Count the lines below that contain the word "content" and give only the number.

• _Given records_
⟨

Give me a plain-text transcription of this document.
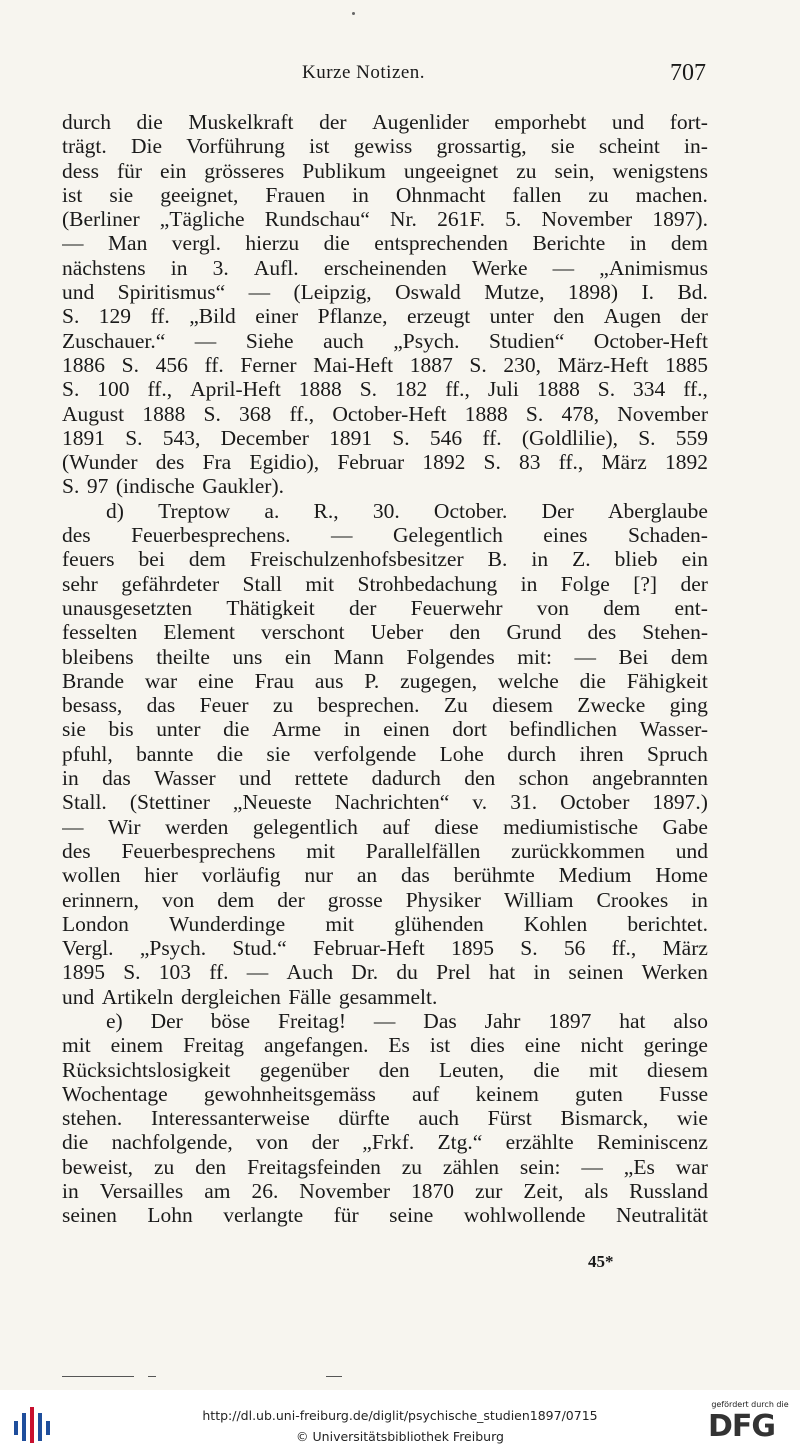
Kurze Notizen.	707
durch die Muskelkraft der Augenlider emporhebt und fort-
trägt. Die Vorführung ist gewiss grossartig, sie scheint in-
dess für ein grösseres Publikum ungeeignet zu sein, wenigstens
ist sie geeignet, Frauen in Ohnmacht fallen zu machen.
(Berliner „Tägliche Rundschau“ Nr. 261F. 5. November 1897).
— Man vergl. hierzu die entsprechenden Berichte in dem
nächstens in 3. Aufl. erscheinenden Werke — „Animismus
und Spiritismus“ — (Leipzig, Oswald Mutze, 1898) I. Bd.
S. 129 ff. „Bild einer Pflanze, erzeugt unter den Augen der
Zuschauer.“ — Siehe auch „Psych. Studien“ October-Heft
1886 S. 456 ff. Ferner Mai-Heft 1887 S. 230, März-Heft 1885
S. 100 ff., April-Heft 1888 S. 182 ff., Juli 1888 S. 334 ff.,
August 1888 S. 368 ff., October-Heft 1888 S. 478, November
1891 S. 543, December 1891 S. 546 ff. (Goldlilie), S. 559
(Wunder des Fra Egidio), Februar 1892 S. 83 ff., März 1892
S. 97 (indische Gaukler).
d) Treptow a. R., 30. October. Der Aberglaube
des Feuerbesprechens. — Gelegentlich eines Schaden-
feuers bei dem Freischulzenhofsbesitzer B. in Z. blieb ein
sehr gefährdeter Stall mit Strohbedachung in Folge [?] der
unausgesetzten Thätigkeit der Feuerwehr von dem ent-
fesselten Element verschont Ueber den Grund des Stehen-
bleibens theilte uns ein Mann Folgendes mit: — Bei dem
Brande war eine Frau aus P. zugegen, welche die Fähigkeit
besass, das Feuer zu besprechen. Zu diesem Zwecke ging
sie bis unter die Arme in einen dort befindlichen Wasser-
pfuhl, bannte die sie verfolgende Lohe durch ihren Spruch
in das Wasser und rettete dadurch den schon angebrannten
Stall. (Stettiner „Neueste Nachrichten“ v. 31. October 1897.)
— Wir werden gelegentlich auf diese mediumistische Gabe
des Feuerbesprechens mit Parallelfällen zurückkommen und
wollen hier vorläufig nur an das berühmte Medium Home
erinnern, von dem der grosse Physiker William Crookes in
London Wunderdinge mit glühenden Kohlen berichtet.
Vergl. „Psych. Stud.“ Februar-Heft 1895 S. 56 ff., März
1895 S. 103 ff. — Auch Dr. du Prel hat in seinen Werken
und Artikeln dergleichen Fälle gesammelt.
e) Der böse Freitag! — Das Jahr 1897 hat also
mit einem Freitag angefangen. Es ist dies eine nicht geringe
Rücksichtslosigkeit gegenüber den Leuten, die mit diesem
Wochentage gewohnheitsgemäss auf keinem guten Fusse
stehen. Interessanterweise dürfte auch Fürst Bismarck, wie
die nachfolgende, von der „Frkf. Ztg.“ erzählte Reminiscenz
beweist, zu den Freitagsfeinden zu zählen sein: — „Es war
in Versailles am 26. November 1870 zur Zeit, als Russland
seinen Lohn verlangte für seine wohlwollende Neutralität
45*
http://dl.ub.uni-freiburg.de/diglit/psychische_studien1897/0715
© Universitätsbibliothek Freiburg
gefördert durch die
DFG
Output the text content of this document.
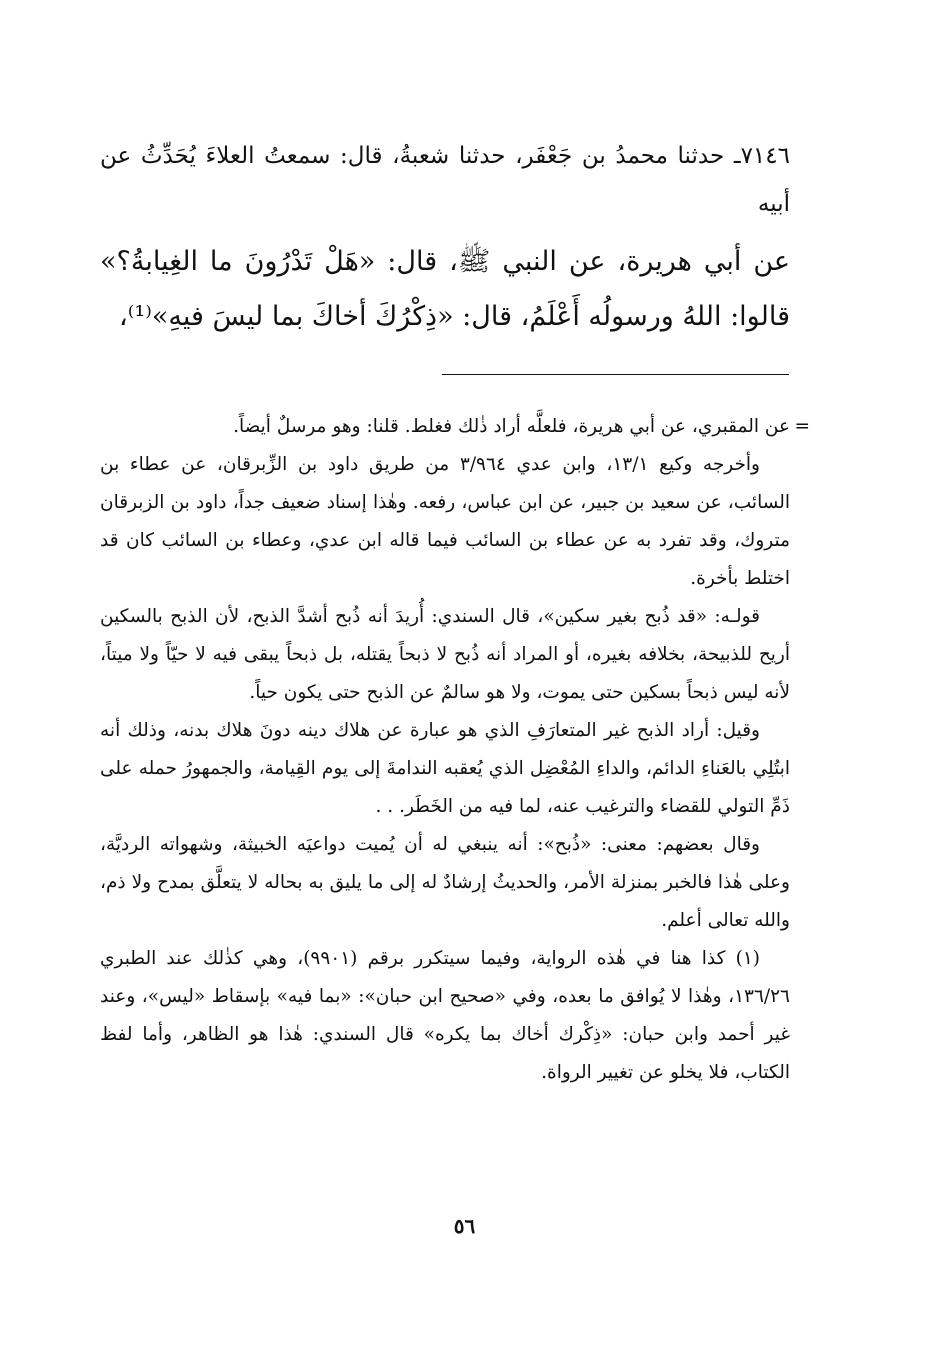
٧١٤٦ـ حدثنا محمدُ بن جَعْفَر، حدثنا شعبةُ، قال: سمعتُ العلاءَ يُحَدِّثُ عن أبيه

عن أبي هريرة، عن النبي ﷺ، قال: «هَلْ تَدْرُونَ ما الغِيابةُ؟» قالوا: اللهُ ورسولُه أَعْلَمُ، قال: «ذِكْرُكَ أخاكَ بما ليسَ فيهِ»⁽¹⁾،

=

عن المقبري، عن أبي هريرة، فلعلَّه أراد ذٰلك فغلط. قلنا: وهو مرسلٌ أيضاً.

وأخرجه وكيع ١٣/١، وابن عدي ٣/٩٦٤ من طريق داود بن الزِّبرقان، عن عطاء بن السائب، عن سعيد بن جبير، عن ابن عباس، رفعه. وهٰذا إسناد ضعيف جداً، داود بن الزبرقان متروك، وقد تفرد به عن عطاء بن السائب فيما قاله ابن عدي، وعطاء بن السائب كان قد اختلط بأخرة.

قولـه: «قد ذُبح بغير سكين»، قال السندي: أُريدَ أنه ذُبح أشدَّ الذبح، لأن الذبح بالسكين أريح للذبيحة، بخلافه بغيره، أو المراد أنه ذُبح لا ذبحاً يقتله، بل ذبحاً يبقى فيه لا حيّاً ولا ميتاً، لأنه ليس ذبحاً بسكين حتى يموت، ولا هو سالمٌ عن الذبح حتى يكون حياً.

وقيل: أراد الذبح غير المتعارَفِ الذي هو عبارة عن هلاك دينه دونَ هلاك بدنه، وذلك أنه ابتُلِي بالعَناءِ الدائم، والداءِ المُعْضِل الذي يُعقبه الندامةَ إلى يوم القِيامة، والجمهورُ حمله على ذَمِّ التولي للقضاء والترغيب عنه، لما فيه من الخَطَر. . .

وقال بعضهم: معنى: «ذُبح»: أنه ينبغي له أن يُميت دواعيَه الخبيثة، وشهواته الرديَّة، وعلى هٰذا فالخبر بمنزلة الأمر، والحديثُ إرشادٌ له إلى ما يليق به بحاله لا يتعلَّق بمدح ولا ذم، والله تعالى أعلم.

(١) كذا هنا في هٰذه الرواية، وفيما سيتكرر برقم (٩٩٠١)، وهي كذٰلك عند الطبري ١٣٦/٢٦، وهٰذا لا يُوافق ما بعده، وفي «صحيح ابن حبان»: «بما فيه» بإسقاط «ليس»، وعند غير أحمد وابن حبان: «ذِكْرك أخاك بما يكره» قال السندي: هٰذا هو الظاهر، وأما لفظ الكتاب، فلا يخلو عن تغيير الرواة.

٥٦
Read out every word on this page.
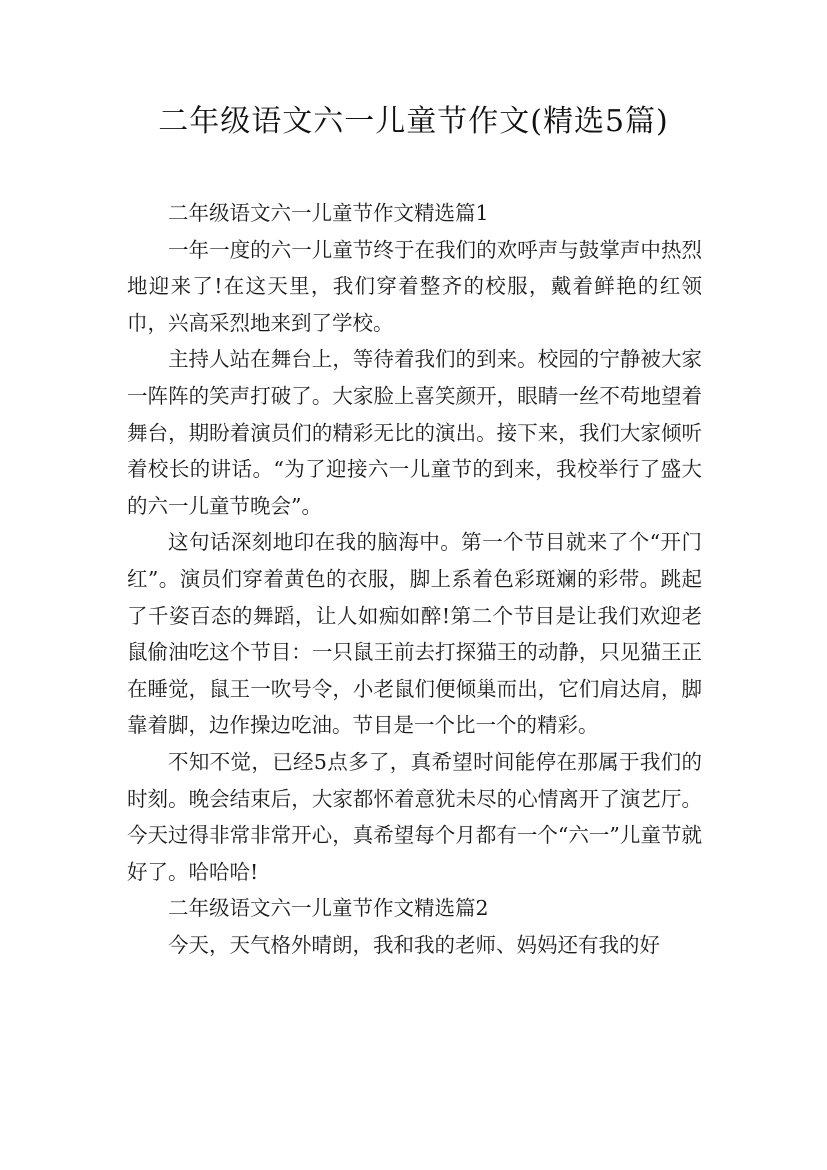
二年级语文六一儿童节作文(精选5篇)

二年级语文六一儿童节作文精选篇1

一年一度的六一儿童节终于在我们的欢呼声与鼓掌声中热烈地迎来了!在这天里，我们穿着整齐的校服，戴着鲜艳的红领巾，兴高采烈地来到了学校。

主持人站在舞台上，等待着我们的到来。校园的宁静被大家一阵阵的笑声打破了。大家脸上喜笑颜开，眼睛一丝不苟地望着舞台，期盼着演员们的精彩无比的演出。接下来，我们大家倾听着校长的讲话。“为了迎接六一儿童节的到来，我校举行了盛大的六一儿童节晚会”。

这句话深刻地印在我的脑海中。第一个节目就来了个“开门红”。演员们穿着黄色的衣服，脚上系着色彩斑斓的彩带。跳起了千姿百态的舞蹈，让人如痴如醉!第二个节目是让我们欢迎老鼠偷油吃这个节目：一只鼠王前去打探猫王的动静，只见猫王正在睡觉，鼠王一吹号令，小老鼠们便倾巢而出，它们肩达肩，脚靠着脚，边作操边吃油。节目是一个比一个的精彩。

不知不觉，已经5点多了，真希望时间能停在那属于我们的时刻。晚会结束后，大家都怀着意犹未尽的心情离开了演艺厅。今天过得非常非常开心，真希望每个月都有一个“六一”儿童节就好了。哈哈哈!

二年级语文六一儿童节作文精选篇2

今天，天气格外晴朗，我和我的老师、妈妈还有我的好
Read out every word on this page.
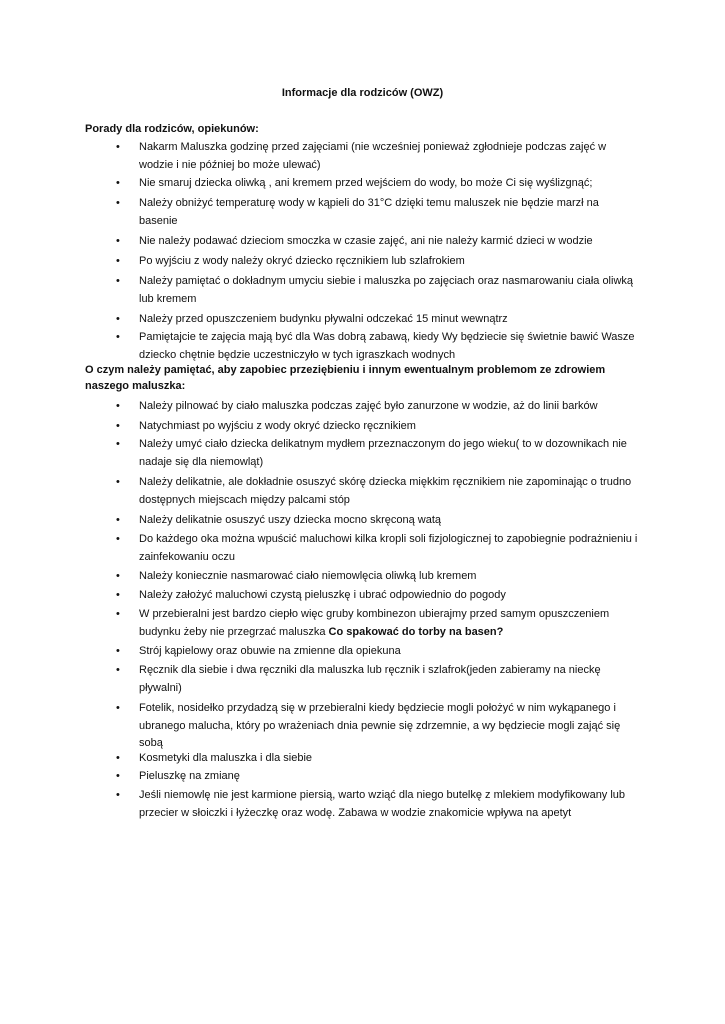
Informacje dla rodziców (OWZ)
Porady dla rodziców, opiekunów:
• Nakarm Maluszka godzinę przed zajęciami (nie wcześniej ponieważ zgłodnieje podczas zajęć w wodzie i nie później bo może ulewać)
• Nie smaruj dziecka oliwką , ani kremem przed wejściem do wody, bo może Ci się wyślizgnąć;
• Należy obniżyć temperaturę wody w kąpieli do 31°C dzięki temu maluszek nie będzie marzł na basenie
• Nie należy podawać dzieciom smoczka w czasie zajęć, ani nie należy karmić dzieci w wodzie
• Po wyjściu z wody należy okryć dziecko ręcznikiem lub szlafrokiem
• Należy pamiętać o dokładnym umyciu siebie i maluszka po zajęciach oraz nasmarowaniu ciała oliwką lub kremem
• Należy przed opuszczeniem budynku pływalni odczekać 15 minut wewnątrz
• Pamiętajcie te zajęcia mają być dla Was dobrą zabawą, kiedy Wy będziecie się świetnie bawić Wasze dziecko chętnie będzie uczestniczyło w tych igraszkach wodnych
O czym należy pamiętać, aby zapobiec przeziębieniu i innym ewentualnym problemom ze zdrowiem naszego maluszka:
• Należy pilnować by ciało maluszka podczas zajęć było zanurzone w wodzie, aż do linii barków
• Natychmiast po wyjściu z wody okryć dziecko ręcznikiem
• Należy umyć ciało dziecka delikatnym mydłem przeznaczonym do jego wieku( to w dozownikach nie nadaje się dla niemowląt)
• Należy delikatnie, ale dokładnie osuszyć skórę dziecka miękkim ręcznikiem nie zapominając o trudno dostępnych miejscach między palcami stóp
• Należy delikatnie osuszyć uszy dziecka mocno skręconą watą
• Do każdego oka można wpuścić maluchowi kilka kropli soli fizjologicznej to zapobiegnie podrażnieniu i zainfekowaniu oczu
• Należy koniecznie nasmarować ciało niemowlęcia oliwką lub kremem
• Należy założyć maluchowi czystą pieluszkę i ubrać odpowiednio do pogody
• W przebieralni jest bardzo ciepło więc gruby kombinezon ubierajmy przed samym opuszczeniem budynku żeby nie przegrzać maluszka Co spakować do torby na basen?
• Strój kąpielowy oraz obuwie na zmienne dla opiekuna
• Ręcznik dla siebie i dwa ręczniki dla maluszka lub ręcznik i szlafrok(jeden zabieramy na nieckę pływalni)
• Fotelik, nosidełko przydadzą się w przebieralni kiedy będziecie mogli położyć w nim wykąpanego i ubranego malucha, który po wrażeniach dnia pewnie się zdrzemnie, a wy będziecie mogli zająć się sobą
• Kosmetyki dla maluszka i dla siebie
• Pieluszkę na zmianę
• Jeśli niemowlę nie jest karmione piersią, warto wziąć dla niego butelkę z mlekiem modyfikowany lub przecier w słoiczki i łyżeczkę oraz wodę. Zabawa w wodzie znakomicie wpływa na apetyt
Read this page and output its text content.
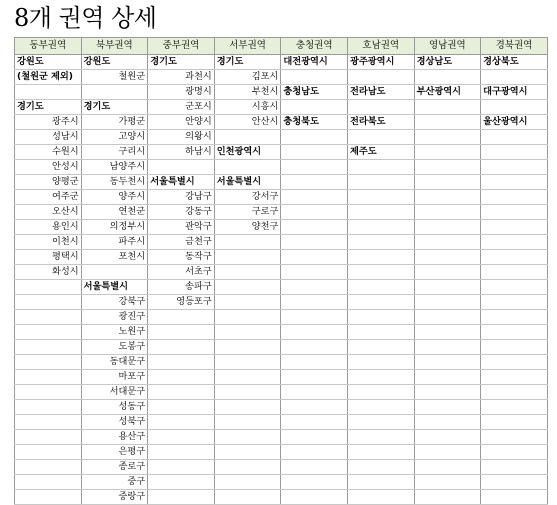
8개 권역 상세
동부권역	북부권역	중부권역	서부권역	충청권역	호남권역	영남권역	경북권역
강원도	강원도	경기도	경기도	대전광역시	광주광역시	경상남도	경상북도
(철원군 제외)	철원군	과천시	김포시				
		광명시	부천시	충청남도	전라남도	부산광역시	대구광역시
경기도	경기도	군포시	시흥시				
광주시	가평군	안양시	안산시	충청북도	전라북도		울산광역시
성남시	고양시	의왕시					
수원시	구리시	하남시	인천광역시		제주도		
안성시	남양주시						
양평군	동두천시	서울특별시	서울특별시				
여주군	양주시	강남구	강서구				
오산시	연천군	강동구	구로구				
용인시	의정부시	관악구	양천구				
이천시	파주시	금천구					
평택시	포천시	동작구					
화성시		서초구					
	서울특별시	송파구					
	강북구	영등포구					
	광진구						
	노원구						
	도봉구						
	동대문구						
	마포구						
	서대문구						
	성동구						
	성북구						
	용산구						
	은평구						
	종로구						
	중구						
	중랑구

⟩

• _Task response_
2